» SUPPLIED INFORMATION

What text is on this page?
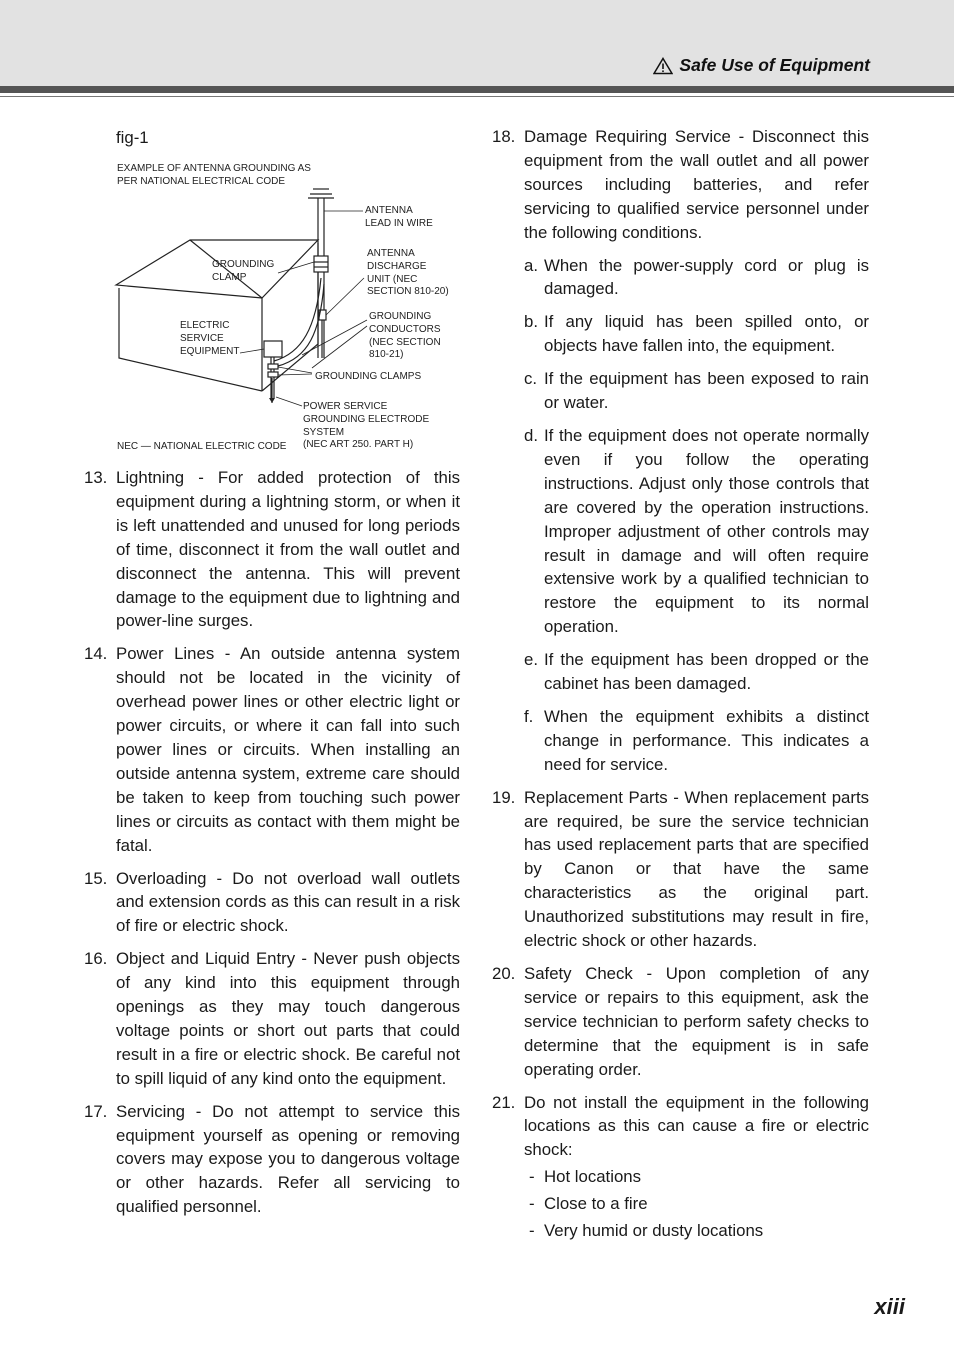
Safe Use of Equipment
fig-1
EXAMPLE OF ANTENNA GROUNDING AS
PER NATIONAL ELECTRICAL CODE
ANTENNA
LEAD IN WIRE
GROUNDING
CLAMP
ANTENNA
DISCHARGE
UNIT (NEC
SECTION 810-20)
ELECTRIC
SERVICE
EQUIPMENT
GROUNDING
CONDUCTORS
(NEC SECTION
810-21)
GROUNDING CLAMPS
POWER SERVICE
GROUNDING ELECTRODE
SYSTEM
(NEC ART 250. PART H)
NEC — NATIONAL ELECTRIC CODE
13. Lightning - For added protection of this equipment during a lightning storm, or when it is left unattended and unused for long periods of time, disconnect it from the wall outlet and disconnect the antenna. This will prevent damage to the equipment due to lightning and power-line surges.
14. Power Lines - An outside antenna system should not be located in the vicinity of overhead power lines or other electric light or power circuits, or where it can fall into such power lines or circuits. When installing an outside antenna system, extreme care should be taken to keep from touching such power lines or circuits as contact with them might be fatal.
15. Overloading - Do not overload wall outlets and extension cords as this can result in a risk of fire or electric shock.
16. Object and Liquid Entry - Never push objects of any kind into this equipment through openings as they may touch dangerous voltage points or short out parts that could result in a fire or electric shock. Be careful not to spill liquid of any kind onto the equipment.
17. Servicing - Do not attempt to service this equipment yourself as opening or removing covers may expose you to dangerous voltage or other hazards. Refer all servicing to qualified personnel.
18. Damage Requiring Service - Disconnect this equipment from the wall outlet and all power sources including batteries, and refer servicing to qualified service personnel under the following conditions.
a. When the power-supply cord or plug is damaged.
b. If any liquid has been spilled onto, or objects have fallen into, the equipment.
c. If the equipment has been exposed to rain or water.
d. If the equipment does not operate normally even if you follow the operating instructions. Adjust only those controls that are covered by the operation instructions. Improper adjustment of other controls may result in damage and will often require extensive work by a qualified technician to restore the equipment to its normal operation.
e. If the equipment has been dropped or the cabinet has been damaged.
f. When the equipment exhibits a distinct change in performance. This indicates a need for service.
19. Replacement Parts - When replacement parts are required, be sure the service technician has used replacement parts that are specified by Canon or that have the same characteristics as the original part. Unauthorized substitutions may result in fire, electric shock or other hazards.
20. Safety Check - Upon completion of any service or repairs to this equipment, ask the service technician to perform safety checks to determine that the equipment is in safe operating order.
21. Do not install the equipment in the following locations as this can cause a fire or electric shock:
- Hot locations
- Close to a fire
- Very humid or dusty locations
xiii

» SET TASK
Copy the listing over exactly, skipping the pictures it holds.

» COMPLETED TASK
What text is on this page?
Safe Use of Equipment
fig-1
EXAMPLE OF ANTENNA GROUNDING AS
PER NATIONAL ELECTRICAL CODE
ANTENNA
LEAD IN WIRE
GROUNDING
CLAMP
ANTENNA
DISCHARGE
UNIT (NEC
SECTION 810-20)
ELECTRIC
SERVICE
EQUIPMENT
GROUNDING
CONDUCTORS
(NEC SECTION
810-21)
GROUNDING CLAMPS
POWER SERVICE
GROUNDING ELECTRODE
SYSTEM
(NEC ART 250. PART H)
NEC — NATIONAL ELECTRIC CODE
13. Lightning - For added protection of this equipment during a lightning storm, or when it is left unattended and unused for long periods of time, disconnect it from the wall outlet and disconnect the antenna. This will prevent damage to the equipment due to lightning and power-line surges.
14. Power Lines - An outside antenna system should not be located in the vicinity of overhead power lines or other electric light or power circuits, or where it can fall into such power lines or circuits. When installing an outside antenna system, extreme care should be taken to keep from touching such power lines or circuits as contact with them might be fatal.
15. Overloading - Do not overload wall outlets and extension cords as this can result in a risk of fire or electric shock.
16. Object and Liquid Entry - Never push objects of any kind into this equipment through openings as they may touch dangerous voltage points or short out parts that could result in a fire or electric shock. Be careful not to spill liquid of any kind onto the equipment.
17. Servicing - Do not attempt to service this equipment yourself as opening or removing covers may expose you to dangerous voltage or other hazards. Refer all servicing to qualified personnel.
18. Damage Requiring Service - Disconnect this equipment from the wall outlet and all power sources including batteries, and refer servicing to qualified service personnel under the following conditions.
a. When the power-supply cord or plug is damaged.
b. If any liquid has been spilled onto, or objects have fallen into, the equipment.
c. If the equipment has been exposed to rain or water.
d. If the equipment does not operate normally even if you follow the operating instructions. Adjust only those controls that are covered by the operation instructions. Improper adjustment of other controls may result in damage and will often require extensive work by a qualified technician to restore the equipment to its normal operation.
e. If the equipment has been dropped or the cabinet has been damaged.
f. When the equipment exhibits a distinct change in performance. This indicates a need for service.
19. Replacement Parts - When replacement parts are required, be sure the service technician has used replacement parts that are specified by Canon or that have the same characteristics as the original part. Unauthorized substitutions may result in fire, electric shock or other hazards.
20. Safety Check - Upon completion of any service or repairs to this equipment, ask the service technician to perform safety checks to determine that the equipment is in safe operating order.
21. Do not install the equipment in the following locations as this can cause a fire or electric shock:
- Hot locations
- Close to a fire
- Very humid or dusty locations
xiii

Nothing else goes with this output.